### Article
-- Begin --
How to split big numbers? - python

I have a big number, which I need to split into smaller numbers in Python. I wrote the following code to swap between the two:
def split_number (num, part_size):
string = str(num)
string_size = len(string)
arr = []
pointer = 0
while pointer < string_size:
e = pointer + part_size
arr.append(int(string[pointer:e]))
pointer += part_size
return arr
def join_number(arr):
num = ""
for x in arr:
num += str(x)
return int(num)
But the number comes back different. It's hard to debug because the number is so large so before I go into that I thought I would post it here to see if there is a better way to do it or whether I'm missing something obvious.
Thanks a lot.

Clearly, any leading 0s in the "parts" can't be preserved by this operation. Can't join_number also receive the part_size argument, so that it can reconstruct the string formats with all the leading zeros?
Without some information such as part_size that's known to both the sender and receiver, or the equivalent (such as the base number to use for a similar split and join based on arithmetic, roughly equivalent to 10**part_size given the way you're using part_size), the task becomes quite a bit harder. If the receiver is initially clueless about this, why not just place the part_size (or base, etc) as the very first int in the arr list that's being sent and received? That way, the encoding trivially becomes "self-sufficient", i.e., doesn't need any supplementary parameter known to both sender and receiver.

There is no need to convert to and from strings, which can be very time consuming for really large numbers
>>> def split_number(n, part_size):
... base = 10**part_size
... L = []
... while n:
... n,part = divmod(n,base)
... L.append(part)
... return L[::-1]
...
>>> def join_number(L, part_size):
... base = 10**part_size
... n = 0
... L = L[::-1]
... while L:
... n = n*base+L.pop()
... return n
...
>>> print split_number(1000005,3)
[1, 0, 5]
>>> print join_number([1,0,5],3)
1000005
>>>
Here you can see that just converting the number to a str takes longer than my entire function!
>>> from time import time
>>> t=time();b = split_number(2**100000,3000);print time()-t
0.204252004623
>>> t=time();b = split_number(2**100000,30);print time()-t
0.486856222153
>>> t=time();b = str(2**100000);print time()-t
0.730905056

You should think of the following number split into 3-sized chunks:
1000005 -> 100 000 5
You have two problems. The first is that if you put those integers back together, you'll get:
100 0 5 -> 100005
(i.e., the middle one is 0, not 000) which is not what you started with. Second problem is that you're not sure what size the last part should be.
I would ensure that you're first using a string whose length is an exact multiple of the part size so you know exactly how big each part should be:
def split_number (num, part_size):
string = str(num)
string_size = len(string)
while string_size % part_size != 0:
string = "0%s"%(string)
string_size = string_size + 1
arr = []
pointer = 0
while pointer < string_size:
e = pointer + part_size
arr.append(int(string[pointer:e]))
-- End --
### Set task 1
Summarize the thread in two sentences.
The thread and the records were taken from different sources.

### Dataset excerpts
-- Begin --
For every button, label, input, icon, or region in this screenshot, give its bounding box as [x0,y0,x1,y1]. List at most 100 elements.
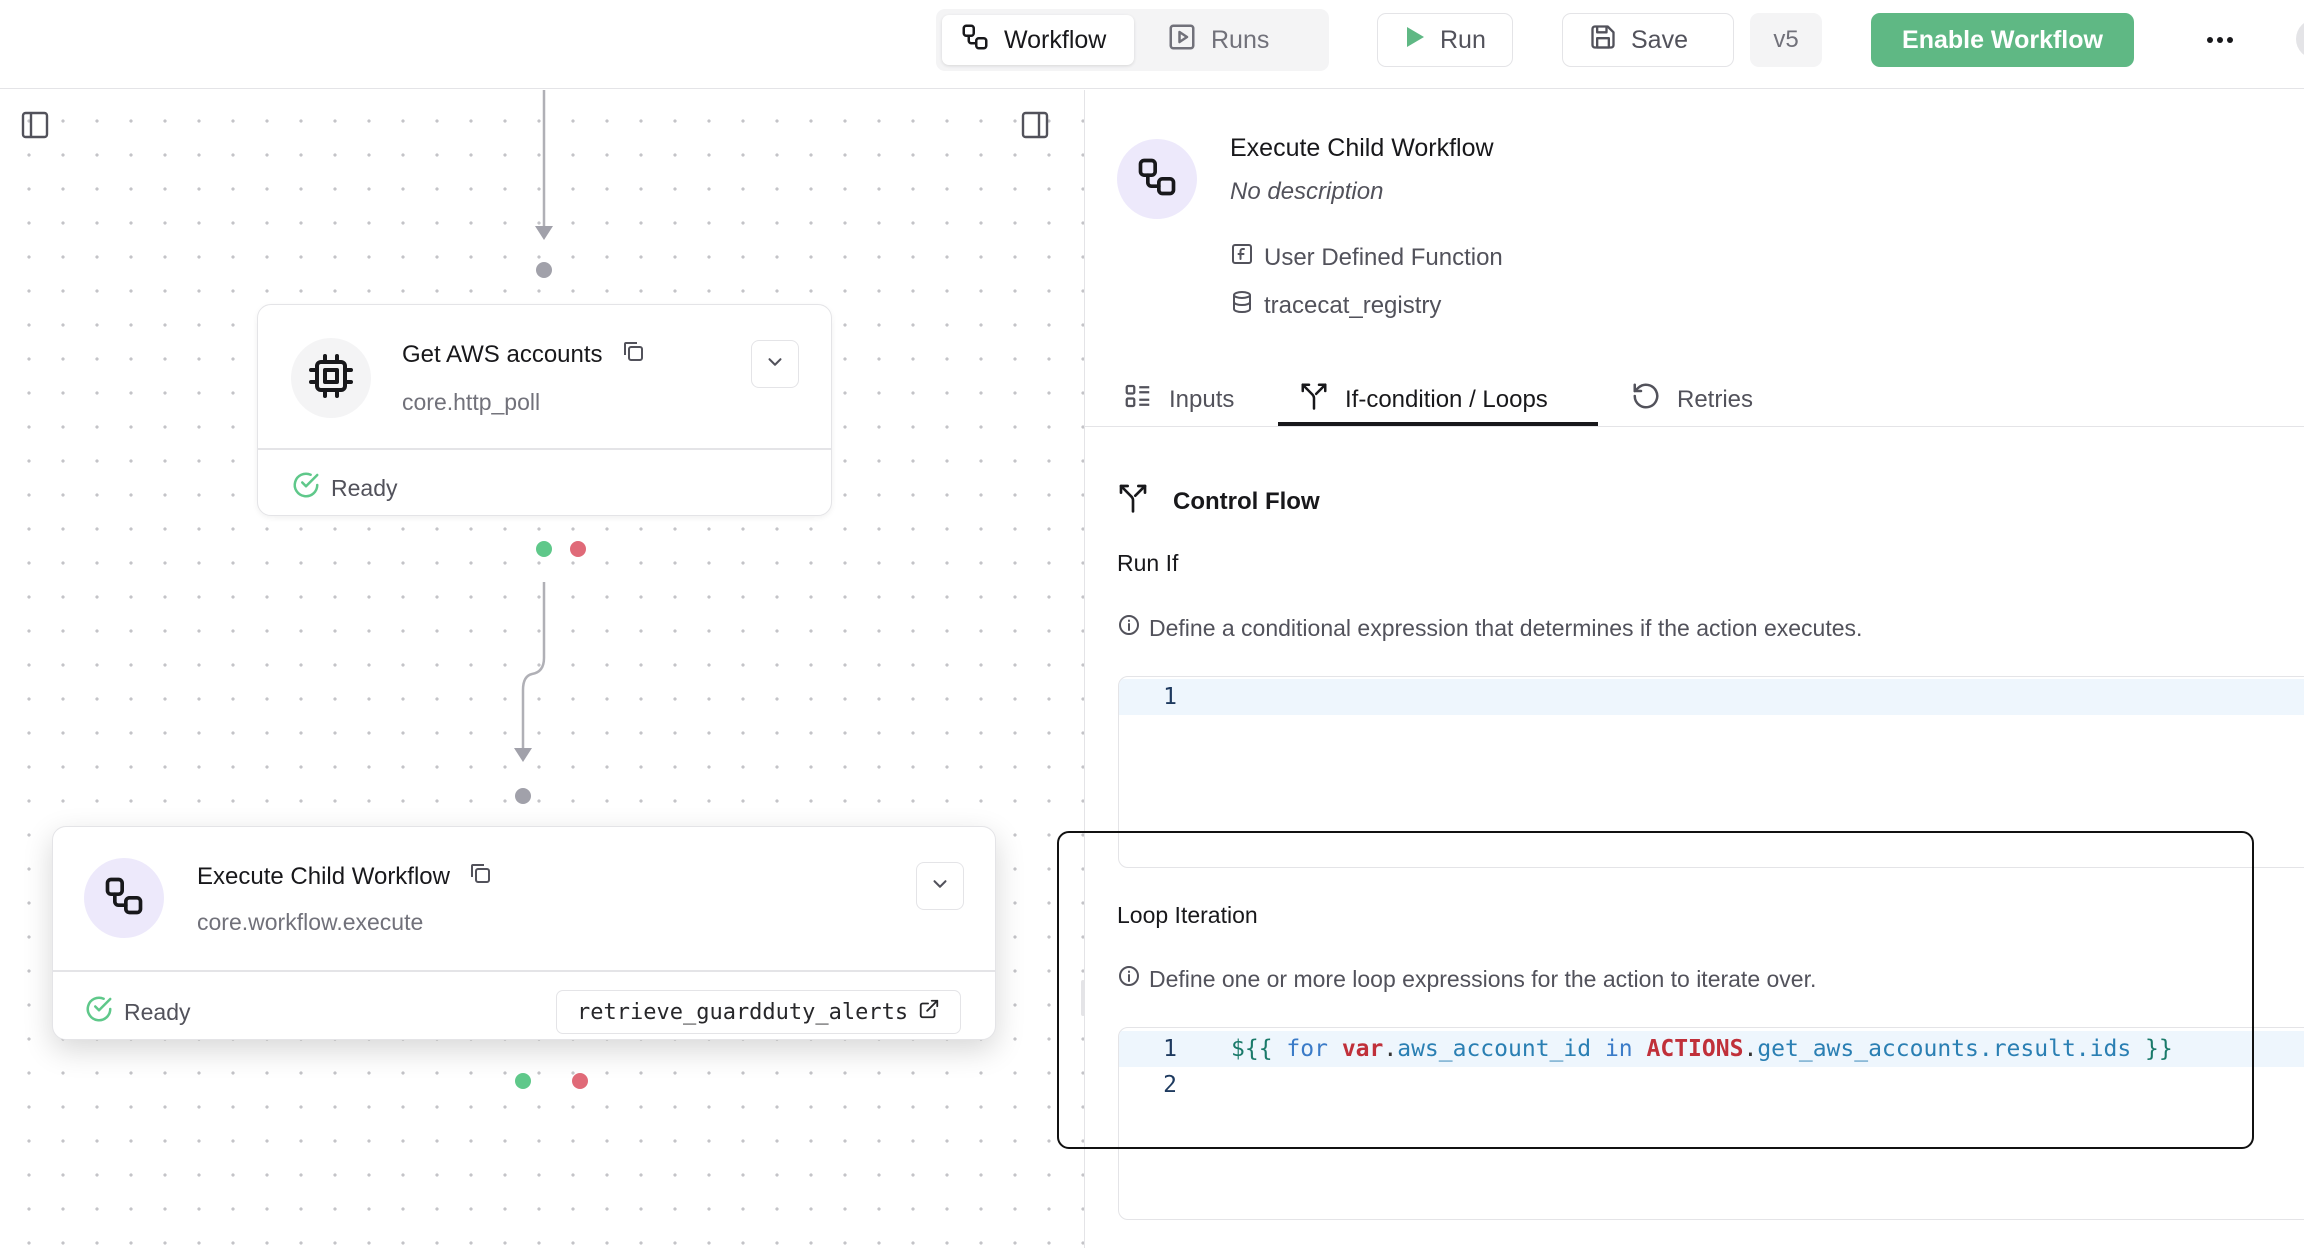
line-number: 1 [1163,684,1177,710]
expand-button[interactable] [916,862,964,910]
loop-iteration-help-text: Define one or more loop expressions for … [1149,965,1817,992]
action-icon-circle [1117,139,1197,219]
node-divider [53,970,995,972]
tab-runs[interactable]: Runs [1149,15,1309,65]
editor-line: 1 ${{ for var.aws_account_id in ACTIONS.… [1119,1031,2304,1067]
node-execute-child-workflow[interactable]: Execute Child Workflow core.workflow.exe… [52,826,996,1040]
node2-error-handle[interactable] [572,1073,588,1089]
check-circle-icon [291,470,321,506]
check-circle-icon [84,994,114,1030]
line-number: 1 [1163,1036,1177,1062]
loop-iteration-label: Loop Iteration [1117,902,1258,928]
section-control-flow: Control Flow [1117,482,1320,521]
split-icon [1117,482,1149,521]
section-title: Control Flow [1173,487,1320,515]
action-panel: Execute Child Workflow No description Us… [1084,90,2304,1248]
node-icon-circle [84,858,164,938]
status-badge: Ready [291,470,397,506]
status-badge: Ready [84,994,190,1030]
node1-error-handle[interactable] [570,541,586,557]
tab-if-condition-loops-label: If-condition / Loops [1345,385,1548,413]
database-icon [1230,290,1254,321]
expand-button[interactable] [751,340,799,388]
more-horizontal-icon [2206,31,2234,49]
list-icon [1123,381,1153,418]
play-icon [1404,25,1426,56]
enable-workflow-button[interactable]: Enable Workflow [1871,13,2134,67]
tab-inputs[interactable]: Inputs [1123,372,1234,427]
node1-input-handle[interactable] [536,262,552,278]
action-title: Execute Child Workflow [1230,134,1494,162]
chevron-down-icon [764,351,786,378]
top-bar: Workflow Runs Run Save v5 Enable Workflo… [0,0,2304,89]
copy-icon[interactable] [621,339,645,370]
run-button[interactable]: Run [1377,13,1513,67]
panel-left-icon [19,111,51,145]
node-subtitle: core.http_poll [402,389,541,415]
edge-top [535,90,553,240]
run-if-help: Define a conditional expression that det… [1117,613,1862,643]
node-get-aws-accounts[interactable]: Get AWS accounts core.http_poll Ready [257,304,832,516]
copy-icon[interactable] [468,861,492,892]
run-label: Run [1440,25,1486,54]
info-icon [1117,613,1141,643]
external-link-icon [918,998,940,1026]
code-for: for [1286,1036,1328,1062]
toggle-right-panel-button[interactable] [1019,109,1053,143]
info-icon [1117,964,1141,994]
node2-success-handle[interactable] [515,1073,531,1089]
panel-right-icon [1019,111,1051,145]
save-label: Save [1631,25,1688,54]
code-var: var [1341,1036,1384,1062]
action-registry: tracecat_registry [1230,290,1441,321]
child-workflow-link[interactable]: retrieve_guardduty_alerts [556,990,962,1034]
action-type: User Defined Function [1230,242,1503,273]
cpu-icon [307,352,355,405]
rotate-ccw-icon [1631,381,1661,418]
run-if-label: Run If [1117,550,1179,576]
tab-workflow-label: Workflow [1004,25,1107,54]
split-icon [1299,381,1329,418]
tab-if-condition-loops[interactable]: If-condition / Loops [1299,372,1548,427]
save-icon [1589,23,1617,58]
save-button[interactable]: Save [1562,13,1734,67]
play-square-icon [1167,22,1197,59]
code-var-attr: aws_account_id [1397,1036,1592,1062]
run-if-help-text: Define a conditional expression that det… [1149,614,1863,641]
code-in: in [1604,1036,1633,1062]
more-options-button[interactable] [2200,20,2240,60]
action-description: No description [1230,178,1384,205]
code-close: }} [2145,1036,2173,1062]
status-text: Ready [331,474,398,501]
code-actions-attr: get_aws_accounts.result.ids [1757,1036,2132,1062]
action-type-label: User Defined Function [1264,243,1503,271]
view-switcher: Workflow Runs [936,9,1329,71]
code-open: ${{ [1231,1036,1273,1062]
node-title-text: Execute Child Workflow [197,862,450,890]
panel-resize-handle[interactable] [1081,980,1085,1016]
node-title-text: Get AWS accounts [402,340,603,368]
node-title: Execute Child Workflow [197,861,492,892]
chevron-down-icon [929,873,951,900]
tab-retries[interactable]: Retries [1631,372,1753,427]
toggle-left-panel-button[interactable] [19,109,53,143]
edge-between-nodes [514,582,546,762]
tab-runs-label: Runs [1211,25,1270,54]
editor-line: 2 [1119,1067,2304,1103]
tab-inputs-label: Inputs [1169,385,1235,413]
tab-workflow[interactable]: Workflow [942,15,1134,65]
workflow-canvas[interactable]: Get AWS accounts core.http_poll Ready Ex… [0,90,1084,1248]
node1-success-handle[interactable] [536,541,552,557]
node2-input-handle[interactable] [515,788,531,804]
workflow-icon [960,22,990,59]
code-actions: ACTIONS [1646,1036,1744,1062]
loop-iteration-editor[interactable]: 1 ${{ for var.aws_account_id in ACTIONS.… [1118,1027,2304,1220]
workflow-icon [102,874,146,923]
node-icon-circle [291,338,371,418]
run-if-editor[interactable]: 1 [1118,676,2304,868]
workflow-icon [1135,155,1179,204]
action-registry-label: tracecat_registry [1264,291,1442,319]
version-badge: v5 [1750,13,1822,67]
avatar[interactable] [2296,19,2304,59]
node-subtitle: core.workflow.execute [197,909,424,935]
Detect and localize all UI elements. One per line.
-- End --
### Set task 2
In the records, change "status-badge" to "state-badge" in the lines starting with the line with "line-number: 1 [1163,684,1177,710]" and going on through the line with "info-icon [1117,613,1141,643]", and return only those lines, with nothing else altered.

### Full solution 1
A user's Python code for splitting a big number into smaller parts and joining them back returns a different number. Replies explain that leading zeros in the parts are lost, suggest passing the part size to the join function or padding the string to a multiple of the part size, and offer an arithmetic version using divmod that avoids slow string conversion.

### Full solution 2
line-number: 1 [1163,684,1177,710]
expand-button[interactable] [916,862,964,910]
loop-iteration-help-text: Define one or more loop expressions for … [1149,965,1817,992]
action-icon-circle [1117,139,1197,219]
node-divider [53,970,995,972]
tab-runs[interactable]: Runs [1149,15,1309,65]
editor-line: 1 ${{ for var.aws_account_id in ACTIONS.… [1119,1031,2304,1067]
node-execute-child-workflow[interactable]: Execute Child Workflow core.workflow.exe… [52,826,996,1040]
node2-error-handle[interactable] [572,1073,588,1089]
check-circle-icon [291,470,321,506]
check-circle-icon [84,994,114,1030]
line-number: 1 [1163,1036,1177,1062]
loop-iteration-label: Loop Iteration [1117,902,1258,928]
section-control-flow: Control Flow [1117,482,1320,521]
split-icon [1117,482,1149,521]
section-title: Control Flow [1173,487,1320,515]
action-panel: Execute Child Workflow No description Us… [1084,90,2304,1248]
node-icon-circle [84,858,164,938]
state-badge: Ready [291,470,397,506]
state-badge: Ready [84,994,190,1030]
node1-error-handle[interactable] [570,541,586,557]
tab-if-condition-loops-label: If-condition / Loops [1345,385,1548,413]
database-icon [1230,290,1254,321]
expand-button[interactable] [751,340,799,388]
more-horizontal-icon [2206,31,2234,49]
list-icon [1123,381,1153,418]
play-icon [1404,25,1426,56]
enable-workflow-button[interactable]: Enable Workflow [1871,13,2134,67]
tab-inputs[interactable]: Inputs [1123,372,1234,427]
node1-input-handle[interactable] [536,262,552,278]
action-title: Execute Child Workflow [1230,134,1494,162]
chevron-down-icon [764,351,786,378]
top-bar: Workflow Runs Run Save v5 Enable Workflo… [0,0,2304,89]
copy-icon[interactable] [621,339,645,370]
run-button[interactable]: Run [1377,13,1513,67]
panel-left-icon [19,111,51,145]
node-subtitle: core.http_poll [402,389,541,415]
edge-top [535,90,553,240]
run-if-help: Define a conditional expression that det… [1117,613,1862,643]
node-get-aws-accounts[interactable]: Get AWS accounts core.http_poll Ready [257,304,832,516]
copy-icon[interactable] [468,861,492,892]
run-label: Run [1440,25,1486,54]
info-icon [1117,613,1141,643]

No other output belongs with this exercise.